- _EXERCISE DETAILS_
Copy each line below exactly and leave the pictures out.

- _Extracted data entries_
------------------------------------

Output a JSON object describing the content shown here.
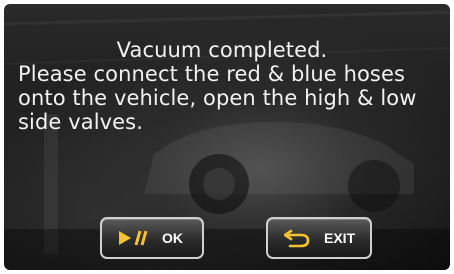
{
  "dialog": {
    "message_lines": [
      "Vacuum completed.",
      "Please connect the red & blue hoses",
      "onto the vehicle, open the high & low",
      "side valves."
    ]
  },
  "buttons": {
    "ok": {
      "label": "OK",
      "icon": "play-pause-icon"
    },
    "exit": {
      "label": "EXIT",
      "icon": "return-arrow-icon"
    }
  },
  "colors": {
    "icon_accent": "#f2c230",
    "text": "#f2f2f2"
  }
}
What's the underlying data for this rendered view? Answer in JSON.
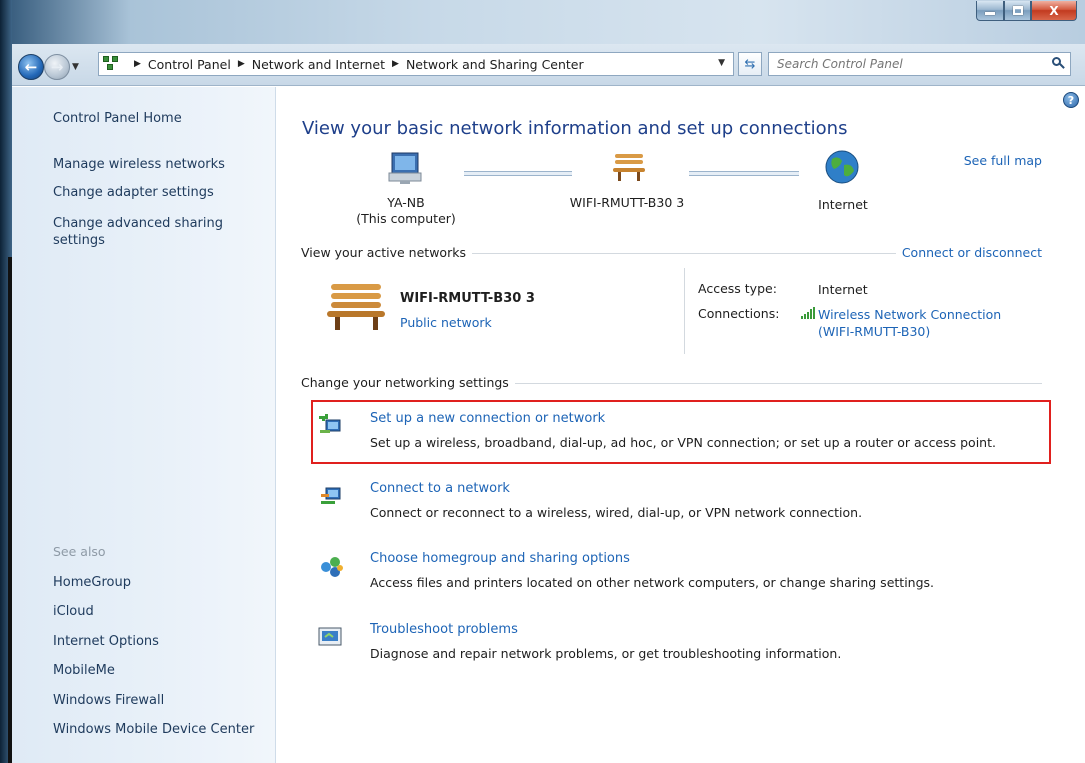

------------------------------------

- _REPLY TO THE EXERCISE_
Output a JSON object describing the content shown here.
{
  "dialog": {
    "message_lines": [
      "Vacuum completed.",
      "Please connect the red & blue hoses",
      "onto the vehicle, open the high & low",
      "side valves."
    ]
  },
  "buttons": {
    "ok": {
      "label": "OK",
      "icon": "play-pause-icon"
    },
    "exit": {
      "label": "EXIT",
      "icon": "return-arrow-icon"
    }
  },
  "colors": {
    "icon_accent": "#f2c230",
    "text": "#f2f2f2"
  }
}
What's the underlying data for this rendered view? Answer in JSON.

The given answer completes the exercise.